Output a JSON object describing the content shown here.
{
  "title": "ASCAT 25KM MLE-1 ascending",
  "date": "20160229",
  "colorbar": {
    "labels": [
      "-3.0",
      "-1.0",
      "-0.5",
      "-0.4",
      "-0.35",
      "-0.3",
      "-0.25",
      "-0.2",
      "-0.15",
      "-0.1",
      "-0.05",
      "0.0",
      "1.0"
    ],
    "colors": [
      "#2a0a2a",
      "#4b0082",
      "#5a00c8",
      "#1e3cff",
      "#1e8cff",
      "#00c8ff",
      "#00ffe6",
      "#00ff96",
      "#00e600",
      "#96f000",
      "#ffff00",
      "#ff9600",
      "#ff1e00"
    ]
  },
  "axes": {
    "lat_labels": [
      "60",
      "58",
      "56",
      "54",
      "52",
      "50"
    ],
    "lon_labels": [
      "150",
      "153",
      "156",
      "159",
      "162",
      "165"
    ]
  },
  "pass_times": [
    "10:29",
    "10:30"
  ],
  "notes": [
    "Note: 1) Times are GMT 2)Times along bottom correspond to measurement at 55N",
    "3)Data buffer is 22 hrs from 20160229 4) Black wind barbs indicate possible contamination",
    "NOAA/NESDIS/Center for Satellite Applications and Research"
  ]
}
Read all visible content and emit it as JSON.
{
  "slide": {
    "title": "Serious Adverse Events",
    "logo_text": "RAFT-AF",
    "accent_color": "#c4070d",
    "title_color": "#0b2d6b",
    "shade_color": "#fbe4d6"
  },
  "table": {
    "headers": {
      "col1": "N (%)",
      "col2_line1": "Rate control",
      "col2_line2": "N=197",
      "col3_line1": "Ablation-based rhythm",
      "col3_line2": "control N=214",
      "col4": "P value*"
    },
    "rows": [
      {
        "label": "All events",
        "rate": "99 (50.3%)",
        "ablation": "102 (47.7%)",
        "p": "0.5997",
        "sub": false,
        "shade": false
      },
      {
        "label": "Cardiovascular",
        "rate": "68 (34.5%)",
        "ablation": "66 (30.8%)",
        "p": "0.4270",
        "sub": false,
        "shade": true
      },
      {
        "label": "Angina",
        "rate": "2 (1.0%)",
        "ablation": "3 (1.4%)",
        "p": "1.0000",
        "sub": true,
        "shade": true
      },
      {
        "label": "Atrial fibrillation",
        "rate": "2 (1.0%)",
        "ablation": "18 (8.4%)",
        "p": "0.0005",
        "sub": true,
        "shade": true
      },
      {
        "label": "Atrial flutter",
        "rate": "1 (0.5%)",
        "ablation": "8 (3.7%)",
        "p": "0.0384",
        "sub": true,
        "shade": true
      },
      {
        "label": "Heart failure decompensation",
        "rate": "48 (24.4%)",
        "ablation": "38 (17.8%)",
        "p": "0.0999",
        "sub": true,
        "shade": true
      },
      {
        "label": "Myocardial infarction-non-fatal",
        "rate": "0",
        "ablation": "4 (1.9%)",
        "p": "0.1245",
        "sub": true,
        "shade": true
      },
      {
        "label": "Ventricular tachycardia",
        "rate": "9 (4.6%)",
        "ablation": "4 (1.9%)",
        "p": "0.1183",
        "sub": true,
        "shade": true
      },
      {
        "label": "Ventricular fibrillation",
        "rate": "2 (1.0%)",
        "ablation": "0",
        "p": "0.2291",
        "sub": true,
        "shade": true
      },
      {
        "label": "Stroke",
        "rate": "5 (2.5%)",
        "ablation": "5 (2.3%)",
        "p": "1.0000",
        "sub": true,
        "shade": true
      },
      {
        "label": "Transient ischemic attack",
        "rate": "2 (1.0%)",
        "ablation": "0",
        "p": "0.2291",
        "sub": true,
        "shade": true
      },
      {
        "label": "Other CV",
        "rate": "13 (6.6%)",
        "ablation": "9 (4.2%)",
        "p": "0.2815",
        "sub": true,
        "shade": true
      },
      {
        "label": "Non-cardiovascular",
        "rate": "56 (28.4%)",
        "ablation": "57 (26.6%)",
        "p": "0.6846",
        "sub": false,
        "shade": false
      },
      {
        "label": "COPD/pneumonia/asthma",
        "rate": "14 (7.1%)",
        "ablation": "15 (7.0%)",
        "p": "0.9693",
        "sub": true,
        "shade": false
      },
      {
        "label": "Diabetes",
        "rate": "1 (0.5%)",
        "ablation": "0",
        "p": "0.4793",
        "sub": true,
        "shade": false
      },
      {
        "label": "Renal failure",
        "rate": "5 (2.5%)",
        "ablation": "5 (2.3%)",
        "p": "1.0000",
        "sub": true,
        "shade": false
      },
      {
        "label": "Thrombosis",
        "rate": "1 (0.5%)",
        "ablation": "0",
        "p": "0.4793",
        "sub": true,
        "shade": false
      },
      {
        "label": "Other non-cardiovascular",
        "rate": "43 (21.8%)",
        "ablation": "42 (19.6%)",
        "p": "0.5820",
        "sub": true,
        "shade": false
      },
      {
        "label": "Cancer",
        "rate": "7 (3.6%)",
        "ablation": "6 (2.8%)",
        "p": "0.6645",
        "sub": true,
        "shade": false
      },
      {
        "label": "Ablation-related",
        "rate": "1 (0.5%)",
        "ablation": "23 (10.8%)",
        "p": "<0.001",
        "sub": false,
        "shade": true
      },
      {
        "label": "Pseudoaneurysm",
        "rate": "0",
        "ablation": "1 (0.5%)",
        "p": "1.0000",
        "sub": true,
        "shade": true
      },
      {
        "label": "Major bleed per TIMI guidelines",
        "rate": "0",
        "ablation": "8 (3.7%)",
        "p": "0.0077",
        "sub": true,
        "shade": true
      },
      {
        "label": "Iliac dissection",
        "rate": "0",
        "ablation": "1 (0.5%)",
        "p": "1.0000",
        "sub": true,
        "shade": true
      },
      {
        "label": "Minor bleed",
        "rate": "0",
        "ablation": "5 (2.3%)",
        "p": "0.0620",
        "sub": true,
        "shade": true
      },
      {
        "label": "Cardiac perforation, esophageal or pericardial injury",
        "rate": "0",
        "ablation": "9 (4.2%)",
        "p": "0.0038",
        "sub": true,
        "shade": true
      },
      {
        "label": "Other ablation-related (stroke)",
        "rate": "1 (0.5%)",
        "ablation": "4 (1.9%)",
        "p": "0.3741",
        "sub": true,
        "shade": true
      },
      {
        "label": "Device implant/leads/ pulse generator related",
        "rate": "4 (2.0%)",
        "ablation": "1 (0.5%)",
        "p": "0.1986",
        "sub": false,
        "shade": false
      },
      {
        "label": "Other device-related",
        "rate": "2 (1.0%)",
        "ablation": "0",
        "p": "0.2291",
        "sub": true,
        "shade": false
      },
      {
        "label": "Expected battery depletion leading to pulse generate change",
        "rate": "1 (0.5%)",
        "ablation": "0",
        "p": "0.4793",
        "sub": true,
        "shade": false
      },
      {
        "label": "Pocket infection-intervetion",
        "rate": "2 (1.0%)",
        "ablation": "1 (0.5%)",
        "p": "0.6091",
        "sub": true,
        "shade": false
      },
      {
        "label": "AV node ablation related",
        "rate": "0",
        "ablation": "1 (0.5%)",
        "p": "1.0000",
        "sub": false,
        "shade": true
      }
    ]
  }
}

- - - - -

● Written task
Extract each entry in full and write it down exactly.

● Answer to this exercise
Output a JSON object describing the content shown here.
{
  "title": "ASCAT 25KM MLE-1 ascending",
  "date": "20160229",
  "colorbar": {
    "labels": [
      "-3.0",
      "-1.0",
      "-0.5",
      "-0.4",
      "-0.35",
      "-0.3",
      "-0.25",
      "-0.2",
      "-0.15",
      "-0.1",
      "-0.05",
      "0.0",
      "1.0"
    ],
    "colors": [
      "#2a0a2a",
      "#4b0082",
      "#5a00c8",
      "#1e3cff",
      "#1e8cff",
      "#00c8ff",
      "#00ffe6",
      "#00ff96",
      "#00e600",
      "#96f000",
      "#ffff00",
      "#ff9600",
      "#ff1e00"
    ]
  },
  "axes": {
    "lat_labels": [
      "60",
      "58",
      "56",
      "54",
      "52",
      "50"
    ],
    "lon_labels": [
      "150",
      "153",
      "156",
      "159",
      "162",
      "165"
    ]
  },
  "pass_times": [
    "10:29",
    "10:30"
  ],
  "notes": [
    "Note: 1) Times are GMT 2)Times along bottom correspond to measurement at 55N",
    "3)Data buffer is 22 hrs from 20160229 4) Black wind barbs indicate possible contamination",
    "NOAA/NESDIS/Center for Satellite Applications and Research"
  ]
}
Read all visible content and emit it as JSON.
{
  "slide": {
    "title": "Serious Adverse Events",
    "logo_text": "RAFT-AF",
    "accent_color": "#c4070d",
    "title_color": "#0b2d6b",
    "shade_color": "#fbe4d6"
  },
  "table": {
    "headers": {
      "col1": "N (%)",
      "col2_line1": "Rate control",
      "col2_line2": "N=197",
      "col3_line1": "Ablation-based rhythm",
      "col3_line2": "control N=214",
      "col4": "P value*"
    },
    "rows": [
      {
        "label": "All events",
        "rate": "99 (50.3%)",
        "ablation": "102 (47.7%)",
        "p": "0.5997",
        "sub": false,
        "shade": false
      },
      {
        "label": "Cardiovascular",
        "rate": "68 (34.5%)",
        "ablation": "66 (30.8%)",
        "p": "0.4270",
        "sub": false,
        "shade": true
      },
      {
        "label": "Angina",
        "rate": "2 (1.0%)",
        "ablation": "3 (1.4%)",
        "p": "1.0000",
        "sub": true,
        "shade": true
      },
      {
        "label": "Atrial fibrillation",
        "rate": "2 (1.0%)",
        "ablation": "18 (8.4%)",
        "p": "0.0005",
        "sub": true,
        "shade": true
      },
      {
        "label": "Atrial flutter",
        "rate": "1 (0.5%)",
        "ablation": "8 (3.7%)",
        "p": "0.0384",
        "sub": true,
        "shade": true
      },
      {
        "label": "Heart failure decompensation",
        "rate": "48 (24.4%)",
        "ablation": "38 (17.8%)",
        "p": "0.0999",
        "sub": true,
        "shade": true
      },
      {
        "label": "Myocardial infarction-non-fatal",
        "rate": "0",
        "ablation": "4 (1.9%)",
        "p": "0.1245",
        "sub": true,
        "shade": true
      },
      {
        "label": "Ventricular tachycardia",
        "rate": "9 (4.6%)",
        "ablation": "4 (1.9%)",
        "p": "0.1183",
        "sub": true,
        "shade": true
      },
      {
        "label": "Ventricular fibrillation",
        "rate": "2 (1.0%)",
        "ablation": "0",
        "p": "0.2291",
        "sub": true,
        "shade": true
      },
      {
        "label": "Stroke",
        "rate": "5 (2.5%)",
        "ablation": "5 (2.3%)",
        "p": "1.0000",
        "sub": true,
        "shade": true
      },
      {
        "label": "Transient ischemic attack",
        "rate": "2 (1.0%)",
        "ablation": "0",
        "p": "0.2291",
        "sub": true,
        "shade": true
      },
      {
        "label": "Other CV",
        "rate": "13 (6.6%)",
        "ablation": "9 (4.2%)",
        "p": "0.2815",
        "sub": true,
        "shade": true
      },
      {
        "label": "Non-cardiovascular",
        "rate": "56 (28.4%)",
        "ablation": "57 (26.6%)",
        "p": "0.6846",
        "sub": false,
        "shade": false
      },
      {
        "label": "COPD/pneumonia/asthma",
        "rate": "14 (7.1%)",
        "ablation": "15 (7.0%)",
        "p": "0.9693",
        "sub": true,
        "shade": false
      },
      {
        "label": "Diabetes",
        "rate": "1 (0.5%)",
        "ablation": "0",
        "p": "0.4793",
        "sub": true,
        "shade": false
      },
      {
        "label": "Renal failure",
        "rate": "5 (2.5%)",
        "ablation": "5 (2.3%)",
        "p": "1.0000",
        "sub": true,
        "shade": false
      },
      {
        "label": "Thrombosis",
        "rate": "1 (0.5%)",
        "ablation": "0",
        "p": "0.4793",
        "sub": true,
        "shade": false
      },
      {
        "label": "Other non-cardiovascular",
        "rate": "43 (21.8%)",
        "ablation": "42 (19.6%)",
        "p": "0.5820",
        "sub": true,
        "shade": false
      },
      {
        "label": "Cancer",
        "rate": "7 (3.6%)",
        "ablation": "6 (2.8%)",
        "p": "0.6645",
        "sub": true,
        "shade": false
      },
      {
        "label": "Ablation-related",
        "rate": "1 (0.5%)",
        "ablation": "23 (10.8%)",
        "p": "<0.001",
        "sub": false,
        "shade": true
      },
      {
        "label": "Pseudoaneurysm",
        "rate": "0",
        "ablation": "1 (0.5%)",
        "p": "1.0000",
        "sub": true,
        "shade": true
      },
      {
        "label": "Major bleed per TIMI guidelines",
        "rate": "0",
        "ablation": "8 (3.7%)",
        "p": "0.0077",
        "sub": true,
        "shade": true
      },
      {
        "label": "Iliac dissection",
        "rate": "0",
        "ablation": "1 (0.5%)",
        "p": "1.0000",
        "sub": true,
        "shade": true
      },
      {
        "label": "Minor bleed",
        "rate": "0",
        "ablation": "5 (2.3%)",
        "p": "0.0620",
        "sub": true,
        "shade": true
      },
      {
        "label": "Cardiac perforation, esophageal or pericardial injury",
        "rate": "0",
        "ablation": "9 (4.2%)",
        "p": "0.0038",
        "sub": true,
        "shade": true
      },
      {
        "label": "Other ablation-related (stroke)",
        "rate": "1 (0.5%)",
        "ablation": "4 (1.9%)",
        "p": "0.3741",
        "sub": true,
        "shade": true
      },
      {
        "label": "Device implant/leads/ pulse generator related",
        "rate": "4 (2.0%)",
        "ablation": "1 (0.5%)",
        "p": "0.1986",
        "sub": false,
        "shade": false
      },
      {
        "label": "Other device-related",
        "rate": "2 (1.0%)",
        "ablation": "0",
        "p": "0.2291",
        "sub": true,
        "shade": false
      },
      {
        "label": "Expected battery depletion leading to pulse generate change",
        "rate": "1 (0.5%)",
        "ablation": "0",
        "p": "0.4793",
        "sub": true,
        "shade": false
      },
      {
        "label": "Pocket infection-intervetion",
        "rate": "2 (1.0%)",
        "ablation": "1 (0.5%)",
        "p": "0.6091",
        "sub": true,
        "shade": false
      },
      {
        "label": "AV node ablation related",
        "rate": "0",
        "ablation": "1 (0.5%)",
        "p": "1.0000",
        "sub": false,
        "shade": true
      }
    ]
  }
}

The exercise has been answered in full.